## Extrait du document

___

Zéro calorie et 100 % naturel. C'est fort de ces deux arguments que la stevia, un édulcorant végétal, s'apprête à conquérir les marchés du Vieux continent. Le 12 novembre, la Commission européenne a en effet autorisé l'utilisation d'extraits de cette plante dans certaines catégories d'aliments : produits laitiers, boissons, édulcorants de table, céréales pour le petit-déjeuner ou confiseries. La mesure entrera officiellement en vigueur le 2 décembre. "L'ultime obstacle dans le processus de régulation a été levé", s'est réjouie dans un communiqué Maria Teresa Scardigli, directrice exécutive du Conseil international de la stevia, instance chargée de défendre les intérêts des firmes commercialisant des produits à base de cette plante.
AUTORISÉE DANS UNE TRENTAINE DE PAYS
Avec un pouvoir sucrant jusqu'à 300 fois supérieur à celui du sucre, la stevia, plante originaire du Paraguay, est consommée depuis plusieurs siècles par les indiens Guarani. Aujourd'hui cultivée à grande échelle, elle est utilisée dans une trentaine de pays dans le monde. Ses vertus ont déjà conquis depuis plusieurs années le marché nippon – bénéficiant notamment de l'interdiction des édulcorants chimiques par les autorités – mais aussi, plus récemment, celui des Etats-Unis, après la levée en décembre 2008 des restrictions de la Food and Drug Administration, qui la considérait à fortes doses comme une plante abortive.

___

## Entrées des éléments encadrés
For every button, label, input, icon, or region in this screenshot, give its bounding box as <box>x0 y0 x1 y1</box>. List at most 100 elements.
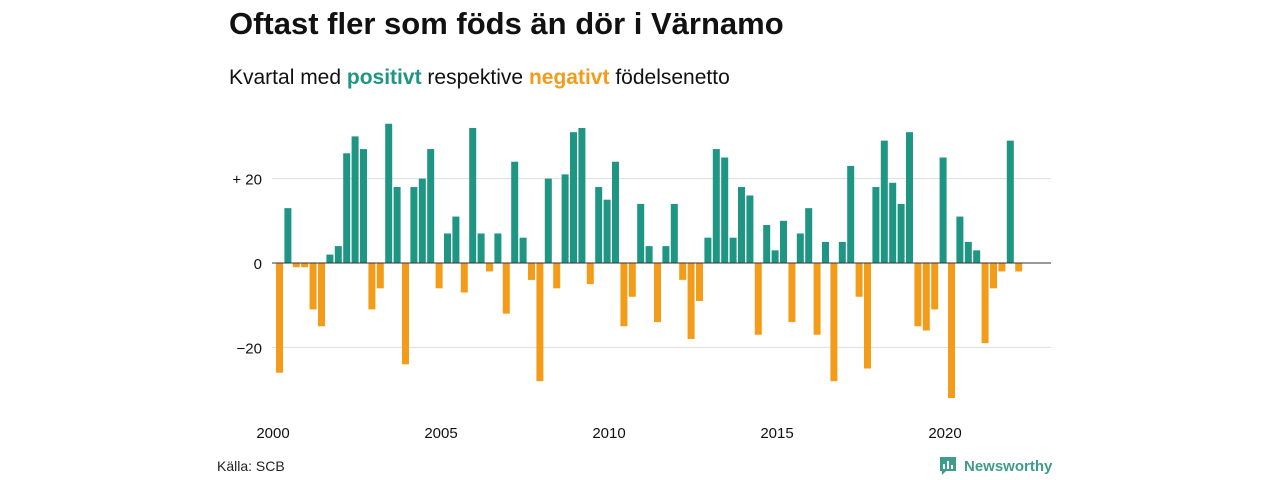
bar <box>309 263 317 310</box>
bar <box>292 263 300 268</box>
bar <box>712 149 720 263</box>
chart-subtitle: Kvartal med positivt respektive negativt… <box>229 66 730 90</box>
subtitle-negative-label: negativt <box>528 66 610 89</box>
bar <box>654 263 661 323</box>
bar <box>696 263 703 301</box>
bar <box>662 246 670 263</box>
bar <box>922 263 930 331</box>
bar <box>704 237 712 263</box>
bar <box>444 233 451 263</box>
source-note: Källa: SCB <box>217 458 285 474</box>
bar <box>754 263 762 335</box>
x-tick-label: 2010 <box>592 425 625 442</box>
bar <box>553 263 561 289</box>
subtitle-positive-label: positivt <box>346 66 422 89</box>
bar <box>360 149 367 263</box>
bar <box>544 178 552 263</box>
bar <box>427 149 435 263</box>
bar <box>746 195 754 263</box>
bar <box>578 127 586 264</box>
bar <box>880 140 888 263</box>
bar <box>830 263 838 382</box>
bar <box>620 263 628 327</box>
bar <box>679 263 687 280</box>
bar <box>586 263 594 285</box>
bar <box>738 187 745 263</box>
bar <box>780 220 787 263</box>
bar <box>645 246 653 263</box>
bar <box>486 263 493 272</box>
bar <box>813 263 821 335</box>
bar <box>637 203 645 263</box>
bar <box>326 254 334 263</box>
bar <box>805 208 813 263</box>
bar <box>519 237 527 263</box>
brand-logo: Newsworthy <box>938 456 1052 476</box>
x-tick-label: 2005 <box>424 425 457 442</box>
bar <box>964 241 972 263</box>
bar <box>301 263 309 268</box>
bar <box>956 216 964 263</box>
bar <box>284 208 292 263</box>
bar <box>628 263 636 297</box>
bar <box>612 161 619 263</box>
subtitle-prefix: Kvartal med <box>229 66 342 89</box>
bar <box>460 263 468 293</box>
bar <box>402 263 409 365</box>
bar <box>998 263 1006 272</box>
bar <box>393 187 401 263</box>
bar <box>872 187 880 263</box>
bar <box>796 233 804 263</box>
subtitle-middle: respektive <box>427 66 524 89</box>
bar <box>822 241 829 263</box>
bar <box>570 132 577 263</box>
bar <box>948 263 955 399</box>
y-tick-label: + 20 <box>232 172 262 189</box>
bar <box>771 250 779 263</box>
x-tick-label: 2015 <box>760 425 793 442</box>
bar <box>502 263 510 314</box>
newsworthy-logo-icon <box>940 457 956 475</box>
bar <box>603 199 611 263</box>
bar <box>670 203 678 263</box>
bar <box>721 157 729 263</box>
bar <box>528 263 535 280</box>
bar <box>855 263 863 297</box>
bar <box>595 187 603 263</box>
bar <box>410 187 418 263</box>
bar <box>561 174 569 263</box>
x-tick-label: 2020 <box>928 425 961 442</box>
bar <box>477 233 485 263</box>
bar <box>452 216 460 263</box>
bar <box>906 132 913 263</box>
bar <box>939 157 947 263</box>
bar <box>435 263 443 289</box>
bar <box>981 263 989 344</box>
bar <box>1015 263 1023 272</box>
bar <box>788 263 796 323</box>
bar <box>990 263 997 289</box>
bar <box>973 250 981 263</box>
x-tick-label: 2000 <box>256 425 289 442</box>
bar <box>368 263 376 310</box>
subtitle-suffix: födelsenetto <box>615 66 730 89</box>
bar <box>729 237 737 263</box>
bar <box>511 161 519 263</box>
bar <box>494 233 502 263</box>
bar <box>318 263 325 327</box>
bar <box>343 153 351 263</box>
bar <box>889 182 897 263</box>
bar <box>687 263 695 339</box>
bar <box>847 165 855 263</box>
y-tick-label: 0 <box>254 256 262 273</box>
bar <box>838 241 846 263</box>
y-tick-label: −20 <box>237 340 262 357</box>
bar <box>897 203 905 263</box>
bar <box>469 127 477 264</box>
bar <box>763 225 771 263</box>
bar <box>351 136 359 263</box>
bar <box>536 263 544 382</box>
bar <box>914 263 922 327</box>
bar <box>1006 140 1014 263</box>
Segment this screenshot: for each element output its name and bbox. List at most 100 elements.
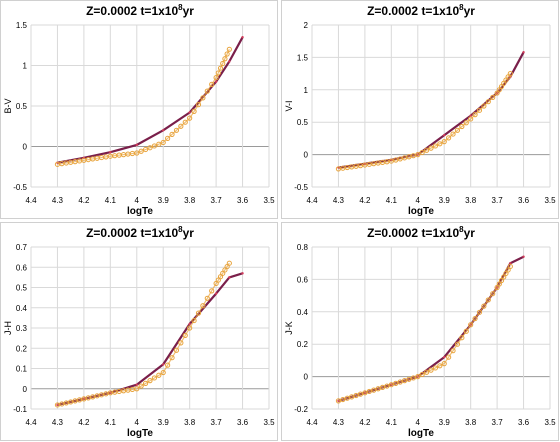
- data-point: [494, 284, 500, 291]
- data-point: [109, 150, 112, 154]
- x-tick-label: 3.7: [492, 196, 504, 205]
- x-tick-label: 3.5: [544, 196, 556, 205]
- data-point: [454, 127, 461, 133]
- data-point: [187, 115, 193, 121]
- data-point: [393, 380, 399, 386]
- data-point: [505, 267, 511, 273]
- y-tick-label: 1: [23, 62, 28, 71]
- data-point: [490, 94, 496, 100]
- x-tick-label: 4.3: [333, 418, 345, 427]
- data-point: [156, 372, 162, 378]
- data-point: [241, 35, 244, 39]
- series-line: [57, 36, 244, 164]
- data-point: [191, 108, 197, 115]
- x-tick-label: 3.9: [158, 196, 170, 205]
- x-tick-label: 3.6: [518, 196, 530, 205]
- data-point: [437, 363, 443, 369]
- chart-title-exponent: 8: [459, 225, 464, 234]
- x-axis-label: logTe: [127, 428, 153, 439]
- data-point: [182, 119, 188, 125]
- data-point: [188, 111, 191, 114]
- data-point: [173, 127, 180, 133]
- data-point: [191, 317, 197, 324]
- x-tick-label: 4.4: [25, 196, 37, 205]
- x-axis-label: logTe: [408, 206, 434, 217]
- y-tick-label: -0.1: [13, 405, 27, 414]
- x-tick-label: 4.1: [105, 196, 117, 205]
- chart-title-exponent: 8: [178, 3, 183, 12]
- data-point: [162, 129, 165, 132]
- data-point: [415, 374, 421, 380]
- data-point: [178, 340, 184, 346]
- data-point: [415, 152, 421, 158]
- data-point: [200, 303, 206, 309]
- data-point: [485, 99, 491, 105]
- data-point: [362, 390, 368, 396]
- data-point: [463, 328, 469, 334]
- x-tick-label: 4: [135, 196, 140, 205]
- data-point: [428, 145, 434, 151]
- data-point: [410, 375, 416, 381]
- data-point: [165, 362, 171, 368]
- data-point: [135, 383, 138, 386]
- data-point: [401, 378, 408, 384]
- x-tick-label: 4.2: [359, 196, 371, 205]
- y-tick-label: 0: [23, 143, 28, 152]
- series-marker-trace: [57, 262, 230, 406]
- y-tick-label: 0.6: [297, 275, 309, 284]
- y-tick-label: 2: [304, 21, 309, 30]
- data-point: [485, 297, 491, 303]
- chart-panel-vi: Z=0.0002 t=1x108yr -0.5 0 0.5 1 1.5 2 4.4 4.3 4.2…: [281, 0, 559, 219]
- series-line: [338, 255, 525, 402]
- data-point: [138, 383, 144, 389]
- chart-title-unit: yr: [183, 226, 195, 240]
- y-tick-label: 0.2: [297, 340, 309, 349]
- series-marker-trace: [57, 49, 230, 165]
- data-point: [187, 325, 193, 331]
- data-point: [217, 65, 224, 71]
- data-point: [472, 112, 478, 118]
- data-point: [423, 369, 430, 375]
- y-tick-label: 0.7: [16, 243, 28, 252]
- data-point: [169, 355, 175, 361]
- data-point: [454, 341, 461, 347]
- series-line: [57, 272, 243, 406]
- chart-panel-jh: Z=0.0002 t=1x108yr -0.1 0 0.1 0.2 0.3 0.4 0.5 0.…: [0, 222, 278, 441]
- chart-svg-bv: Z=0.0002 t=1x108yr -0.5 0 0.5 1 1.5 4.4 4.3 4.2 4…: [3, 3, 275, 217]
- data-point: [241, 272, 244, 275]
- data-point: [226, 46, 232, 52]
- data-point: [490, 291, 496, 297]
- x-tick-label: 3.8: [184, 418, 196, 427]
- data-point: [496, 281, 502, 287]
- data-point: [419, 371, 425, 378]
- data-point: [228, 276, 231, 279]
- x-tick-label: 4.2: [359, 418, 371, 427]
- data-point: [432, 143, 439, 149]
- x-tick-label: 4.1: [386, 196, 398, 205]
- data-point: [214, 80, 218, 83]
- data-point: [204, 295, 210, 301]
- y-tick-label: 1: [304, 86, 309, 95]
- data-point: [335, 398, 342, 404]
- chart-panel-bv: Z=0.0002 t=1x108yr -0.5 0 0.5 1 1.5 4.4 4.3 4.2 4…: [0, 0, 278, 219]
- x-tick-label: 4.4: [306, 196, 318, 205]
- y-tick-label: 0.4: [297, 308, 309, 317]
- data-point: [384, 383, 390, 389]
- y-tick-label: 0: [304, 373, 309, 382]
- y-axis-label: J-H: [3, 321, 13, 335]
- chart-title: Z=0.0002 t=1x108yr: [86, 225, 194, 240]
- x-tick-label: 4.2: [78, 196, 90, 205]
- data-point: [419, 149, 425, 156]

___

## Consignes
1. Pour chacune des affirmations suivantes, indiquez par oui ou par non si elle concorde avec l'article sur la stevia, et citez les mots de l'article qui le montrent. (a) La Commission européenne a autorisé l'utilisation d'extraits de stevia le 12 novembre. (b) La stevia est une plante originaire du Japon. (c) La mesure doit entrer en vigueur le 2 décembre.
2. Selon l'article sur la stevia, quel est le pouvoir sucrant de cette plante par rapport au sucre ?
3. Recopiez le passage de l'article sur la stevia depuis les mots « AUTORISÉE DANS UNE » jusqu'aux mots « une plante abortive. » inclus.

## Réponses par consigne
1.
(a) Oui : « Le 12 novembre, la Commission européenne a en effet autorisé l'utilisation d'extraits de cette plante ».
(b) Non : « la stevia, plante originaire du Paraguay ».
(c) Oui : « La mesure entrera officiellement en vigueur le 2 décembre. »

2. Il est jusqu'à 300 fois supérieur à celui du sucre.

3.
AUTORISÉE DANS UNE TRENTAINE DE PAYS
Avec un pouvoir sucrant jusqu'à 300 fois supérieur à celui du sucre, la stevia, plante originaire du Paraguay, est consommée depuis plusieurs siècles par les indiens Guarani. Aujourd'hui cultivée à grande échelle, elle est utilisée dans une trentaine de pays dans le monde. Ses vertus ont déjà conquis depuis plusieurs années le marché nippon – bénéficiant notamment de l'interdiction des édulcorants chimiques par les autorités – mais aussi, plus récemment, celui des Etats-Unis, après la levée en décembre 2008 des restrictions de la Food and Drug Administration, qui la considérait à fortes doses comme une plante abortive.